_PROBLEM_
Print all entries word for word.

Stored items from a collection
· · ·

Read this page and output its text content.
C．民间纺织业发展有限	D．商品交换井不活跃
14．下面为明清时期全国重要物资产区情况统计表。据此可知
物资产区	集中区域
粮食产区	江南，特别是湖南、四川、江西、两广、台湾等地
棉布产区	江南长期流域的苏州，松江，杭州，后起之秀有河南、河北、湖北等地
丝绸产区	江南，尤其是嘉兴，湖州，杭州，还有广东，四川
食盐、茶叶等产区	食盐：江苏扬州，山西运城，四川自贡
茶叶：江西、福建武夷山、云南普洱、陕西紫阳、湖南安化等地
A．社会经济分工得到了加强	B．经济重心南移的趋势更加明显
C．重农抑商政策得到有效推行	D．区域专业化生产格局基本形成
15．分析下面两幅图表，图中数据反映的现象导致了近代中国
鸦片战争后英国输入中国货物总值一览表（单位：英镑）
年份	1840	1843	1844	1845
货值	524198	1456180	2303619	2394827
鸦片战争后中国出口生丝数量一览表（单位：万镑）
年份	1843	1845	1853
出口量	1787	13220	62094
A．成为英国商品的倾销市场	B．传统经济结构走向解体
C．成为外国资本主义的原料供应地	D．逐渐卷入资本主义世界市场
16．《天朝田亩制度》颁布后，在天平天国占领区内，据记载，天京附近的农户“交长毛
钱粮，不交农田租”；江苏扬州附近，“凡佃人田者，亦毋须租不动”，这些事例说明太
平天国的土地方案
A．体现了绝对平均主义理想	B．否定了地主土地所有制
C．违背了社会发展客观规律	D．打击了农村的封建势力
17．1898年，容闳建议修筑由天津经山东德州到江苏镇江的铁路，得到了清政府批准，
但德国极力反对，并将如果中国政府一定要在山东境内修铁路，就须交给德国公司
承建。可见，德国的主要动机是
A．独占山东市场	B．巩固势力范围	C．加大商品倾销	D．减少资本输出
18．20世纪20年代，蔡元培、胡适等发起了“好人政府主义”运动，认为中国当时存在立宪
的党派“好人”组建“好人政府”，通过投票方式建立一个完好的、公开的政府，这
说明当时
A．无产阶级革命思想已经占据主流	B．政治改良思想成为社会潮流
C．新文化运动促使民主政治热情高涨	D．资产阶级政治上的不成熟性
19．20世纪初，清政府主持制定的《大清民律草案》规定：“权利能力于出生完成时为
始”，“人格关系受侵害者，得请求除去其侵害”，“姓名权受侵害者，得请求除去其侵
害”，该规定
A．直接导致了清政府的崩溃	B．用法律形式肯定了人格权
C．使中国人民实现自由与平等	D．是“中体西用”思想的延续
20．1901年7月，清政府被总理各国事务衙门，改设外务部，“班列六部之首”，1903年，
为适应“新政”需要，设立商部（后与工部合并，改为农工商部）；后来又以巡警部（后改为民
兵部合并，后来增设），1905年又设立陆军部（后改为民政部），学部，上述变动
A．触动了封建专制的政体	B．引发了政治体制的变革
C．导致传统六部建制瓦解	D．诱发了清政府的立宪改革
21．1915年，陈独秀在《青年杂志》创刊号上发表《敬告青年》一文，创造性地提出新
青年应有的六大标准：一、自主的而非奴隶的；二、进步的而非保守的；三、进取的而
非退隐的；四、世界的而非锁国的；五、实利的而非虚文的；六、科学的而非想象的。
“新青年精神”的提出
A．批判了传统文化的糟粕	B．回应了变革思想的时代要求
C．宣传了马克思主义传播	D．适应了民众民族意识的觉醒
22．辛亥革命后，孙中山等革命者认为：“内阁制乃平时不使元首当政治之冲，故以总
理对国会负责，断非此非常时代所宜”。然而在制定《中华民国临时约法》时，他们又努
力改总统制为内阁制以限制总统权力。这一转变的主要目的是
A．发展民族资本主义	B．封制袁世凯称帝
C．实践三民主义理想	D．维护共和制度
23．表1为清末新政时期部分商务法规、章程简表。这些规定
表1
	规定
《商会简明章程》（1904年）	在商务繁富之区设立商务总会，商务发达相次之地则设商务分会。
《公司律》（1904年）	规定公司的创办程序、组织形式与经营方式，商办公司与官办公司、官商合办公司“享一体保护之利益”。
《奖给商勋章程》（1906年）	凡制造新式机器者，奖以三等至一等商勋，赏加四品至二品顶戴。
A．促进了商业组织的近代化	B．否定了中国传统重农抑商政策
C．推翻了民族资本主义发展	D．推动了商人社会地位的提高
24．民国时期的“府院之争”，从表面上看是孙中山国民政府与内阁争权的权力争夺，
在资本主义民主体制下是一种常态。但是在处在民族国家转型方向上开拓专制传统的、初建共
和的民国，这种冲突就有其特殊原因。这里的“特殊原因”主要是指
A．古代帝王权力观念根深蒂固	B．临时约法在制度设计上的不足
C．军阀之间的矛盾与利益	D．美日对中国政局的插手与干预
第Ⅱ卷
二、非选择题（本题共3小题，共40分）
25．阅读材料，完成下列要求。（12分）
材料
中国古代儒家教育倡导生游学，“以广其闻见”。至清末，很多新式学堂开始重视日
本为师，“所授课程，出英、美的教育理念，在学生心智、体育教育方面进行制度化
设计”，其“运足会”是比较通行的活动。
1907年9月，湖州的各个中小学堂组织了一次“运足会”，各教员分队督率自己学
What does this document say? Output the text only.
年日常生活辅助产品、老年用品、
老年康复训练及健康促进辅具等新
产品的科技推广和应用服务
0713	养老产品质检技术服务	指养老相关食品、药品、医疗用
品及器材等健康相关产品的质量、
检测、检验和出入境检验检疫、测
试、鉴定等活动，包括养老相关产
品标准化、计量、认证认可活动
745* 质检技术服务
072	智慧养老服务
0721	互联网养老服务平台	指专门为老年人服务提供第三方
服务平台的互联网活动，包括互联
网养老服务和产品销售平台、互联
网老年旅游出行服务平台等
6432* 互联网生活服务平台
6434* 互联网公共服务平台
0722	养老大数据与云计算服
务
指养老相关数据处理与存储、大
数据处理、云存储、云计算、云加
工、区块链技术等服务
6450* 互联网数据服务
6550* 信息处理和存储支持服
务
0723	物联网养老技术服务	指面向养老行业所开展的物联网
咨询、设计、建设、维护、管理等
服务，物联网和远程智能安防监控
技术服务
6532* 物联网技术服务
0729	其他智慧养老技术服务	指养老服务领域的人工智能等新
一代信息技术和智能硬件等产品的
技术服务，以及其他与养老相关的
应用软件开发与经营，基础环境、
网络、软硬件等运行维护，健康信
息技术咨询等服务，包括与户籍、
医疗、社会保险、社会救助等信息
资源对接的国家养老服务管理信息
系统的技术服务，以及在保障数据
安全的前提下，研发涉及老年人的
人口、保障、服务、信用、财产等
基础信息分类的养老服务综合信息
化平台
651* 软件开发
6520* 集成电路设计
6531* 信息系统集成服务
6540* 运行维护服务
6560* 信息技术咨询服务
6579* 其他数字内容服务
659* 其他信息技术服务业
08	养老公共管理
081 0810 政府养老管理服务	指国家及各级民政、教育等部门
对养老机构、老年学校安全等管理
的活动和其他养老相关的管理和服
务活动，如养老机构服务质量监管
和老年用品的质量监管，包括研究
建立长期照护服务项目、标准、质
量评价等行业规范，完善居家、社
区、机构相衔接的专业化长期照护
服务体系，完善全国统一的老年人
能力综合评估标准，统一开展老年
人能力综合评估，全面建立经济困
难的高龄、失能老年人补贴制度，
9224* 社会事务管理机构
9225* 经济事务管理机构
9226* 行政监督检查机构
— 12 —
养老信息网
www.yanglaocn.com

· · ·

_RESULT FOR THIS TASK_
Read this page and output its text content.
C．民间纺织业发展有限	D．商品交换井不活跃
14．下面为明清时期全国重要物资产区情况统计表。据此可知
物资产区	集中区域
粮食产区	江南，特别是湖南、四川、江西、两广、台湾等地
棉布产区	江南长期流域的苏州，松江，杭州，后起之秀有河南、河北、湖北等地
丝绸产区	江南，尤其是嘉兴，湖州，杭州，还有广东，四川
食盐、茶叶等产区	食盐：江苏扬州，山西运城，四川自贡
茶叶：江西、福建武夷山、云南普洱、陕西紫阳、湖南安化等地
A．社会经济分工得到了加强	B．经济重心南移的趋势更加明显
C．重农抑商政策得到有效推行	D．区域专业化生产格局基本形成
15．分析下面两幅图表，图中数据反映的现象导致了近代中国
鸦片战争后英国输入中国货物总值一览表（单位：英镑）
年份	1840	1843	1844	1845
货值	524198	1456180	2303619	2394827
鸦片战争后中国出口生丝数量一览表（单位：万镑）
年份	1843	1845	1853
出口量	1787	13220	62094
A．成为英国商品的倾销市场	B．传统经济结构走向解体
C．成为外国资本主义的原料供应地	D．逐渐卷入资本主义世界市场
16．《天朝田亩制度》颁布后，在天平天国占领区内，据记载，天京附近的农户“交长毛
钱粮，不交农田租”；江苏扬州附近，“凡佃人田者，亦毋须租不动”，这些事例说明太
平天国的土地方案
A．体现了绝对平均主义理想	B．否定了地主土地所有制
C．违背了社会发展客观规律	D．打击了农村的封建势力
17．1898年，容闳建议修筑由天津经山东德州到江苏镇江的铁路，得到了清政府批准，
但德国极力反对，并将如果中国政府一定要在山东境内修铁路，就须交给德国公司
承建。可见，德国的主要动机是
A．独占山东市场	B．巩固势力范围	C．加大商品倾销	D．减少资本输出
18．20世纪20年代，蔡元培、胡适等发起了“好人政府主义”运动，认为中国当时存在立宪
的党派“好人”组建“好人政府”，通过投票方式建立一个完好的、公开的政府，这
说明当时
A．无产阶级革命思想已经占据主流	B．政治改良思想成为社会潮流
C．新文化运动促使民主政治热情高涨	D．资产阶级政治上的不成熟性
19．20世纪初，清政府主持制定的《大清民律草案》规定：“权利能力于出生完成时为
始”，“人格关系受侵害者，得请求除去其侵害”，“姓名权受侵害者，得请求除去其侵
害”，该规定
A．直接导致了清政府的崩溃	B．用法律形式肯定了人格权
C．使中国人民实现自由与平等	D．是“中体西用”思想的延续
20．1901年7月，清政府被总理各国事务衙门，改设外务部，“班列六部之首”，1903年，
为适应“新政”需要，设立商部（后与工部合并，改为农工商部）；后来又以巡警部（后改为民
兵部合并，后来增设），1905年又设立陆军部（后改为民政部），学部，上述变动
A．触动了封建专制的政体	B．引发了政治体制的变革
C．导致传统六部建制瓦解	D．诱发了清政府的立宪改革
21．1915年，陈独秀在《青年杂志》创刊号上发表《敬告青年》一文，创造性地提出新
青年应有的六大标准：一、自主的而非奴隶的；二、进步的而非保守的；三、进取的而
非退隐的；四、世界的而非锁国的；五、实利的而非虚文的；六、科学的而非想象的。
“新青年精神”的提出
A．批判了传统文化的糟粕	B．回应了变革思想的时代要求
C．宣传了马克思主义传播	D．适应了民众民族意识的觉醒
22．辛亥革命后，孙中山等革命者认为：“内阁制乃平时不使元首当政治之冲，故以总
理对国会负责，断非此非常时代所宜”。然而在制定《中华民国临时约法》时，他们又努
力改总统制为内阁制以限制总统权力。这一转变的主要目的是
A．发展民族资本主义	B．封制袁世凯称帝
C．实践三民主义理想	D．维护共和制度
23．表1为清末新政时期部分商务法规、章程简表。这些规定
表1
	规定
《商会简明章程》（1904年）	在商务繁富之区设立商务总会，商务发达相次之地则设商务分会。
《公司律》（1904年）	规定公司的创办程序、组织形式与经营方式，商办公司与官办公司、官商合办公司“享一体保护之利益”。
《奖给商勋章程》（1906年）	凡制造新式机器者，奖以三等至一等商勋，赏加四品至二品顶戴。
A．促进了商业组织的近代化	B．否定了中国传统重农抑商政策
C．推翻了民族资本主义发展	D．推动了商人社会地位的提高
24．民国时期的“府院之争”，从表面上看是孙中山国民政府与内阁争权的权力争夺，
在资本主义民主体制下是一种常态。但是在处在民族国家转型方向上开拓专制传统的、初建共
和的民国，这种冲突就有其特殊原因。这里的“特殊原因”主要是指
A．古代帝王权力观念根深蒂固	B．临时约法在制度设计上的不足
C．军阀之间的矛盾与利益	D．美日对中国政局的插手与干预
第Ⅱ卷
二、非选择题（本题共3小题，共40分）
25．阅读材料，完成下列要求。（12分）
材料
中国古代儒家教育倡导生游学，“以广其闻见”。至清末，很多新式学堂开始重视日
本为师，“所授课程，出英、美的教育理念，在学生心智、体育教育方面进行制度化
设计”，其“运足会”是比较通行的活动。
1907年9月，湖州的各个中小学堂组织了一次“运足会”，各教员分队督率自己学
What does this document say? Output the text only.
年日常生活辅助产品、老年用品、
老年康复训练及健康促进辅具等新
产品的科技推广和应用服务
0713	养老产品质检技术服务	指养老相关食品、药品、医疗用
品及器材等健康相关产品的质量、
检测、检验和出入境检验检疫、测
试、鉴定等活动，包括养老相关产
品标准化、计量、认证认可活动
745* 质检技术服务
072	智慧养老服务
0721	互联网养老服务平台	指专门为老年人服务提供第三方
服务平台的互联网活动，包括互联
网养老服务和产品销售平台、互联
网老年旅游出行服务平台等
6432* 互联网生活服务平台
6434* 互联网公共服务平台
0722	养老大数据与云计算服
务
指养老相关数据处理与存储、大
数据处理、云存储、云计算、云加
工、区块链技术等服务
6450* 互联网数据服务
6550* 信息处理和存储支持服
务
0723	物联网养老技术服务	指面向养老行业所开展的物联网
咨询、设计、建设、维护、管理等
服务，物联网和远程智能安防监控
技术服务
6532* 物联网技术服务
0729	其他智慧养老技术服务	指养老服务领域的人工智能等新
一代信息技术和智能硬件等产品的
技术服务，以及其他与养老相关的
应用软件开发与经营，基础环境、
网络、软硬件等运行维护，健康信
息技术咨询等服务，包括与户籍、
医疗、社会保险、社会救助等信息
资源对接的国家养老服务管理信息
系统的技术服务，以及在保障数据
安全的前提下，研发涉及老年人的
人口、保障、服务、信用、财产等
基础信息分类的养老服务综合信息
化平台
651* 软件开发
6520* 集成电路设计
6531* 信息系统集成服务
6540* 运行维护服务
6560* 信息技术咨询服务
6579* 其他数字内容服务
659* 其他信息技术服务业
08	养老公共管理
081 0810 政府养老管理服务	指国家及各级民政、教育等部门
对养老机构、老年学校安全等管理
的活动和其他养老相关的管理和服
务活动，如养老机构服务质量监管
和老年用品的质量监管，包括研究
建立长期照护服务项目、标准、质
量评价等行业规范，完善居家、社
区、机构相衔接的专业化长期照护
服务体系，完善全国统一的老年人
能力综合评估标准，统一开展老年
人能力综合评估，全面建立经济困
难的高龄、失能老年人补贴制度，
9224* 社会事务管理机构
9225* 经济事务管理机构
9226* 行政监督检查机构
— 12 —
养老信息网
www.yanglaocn.com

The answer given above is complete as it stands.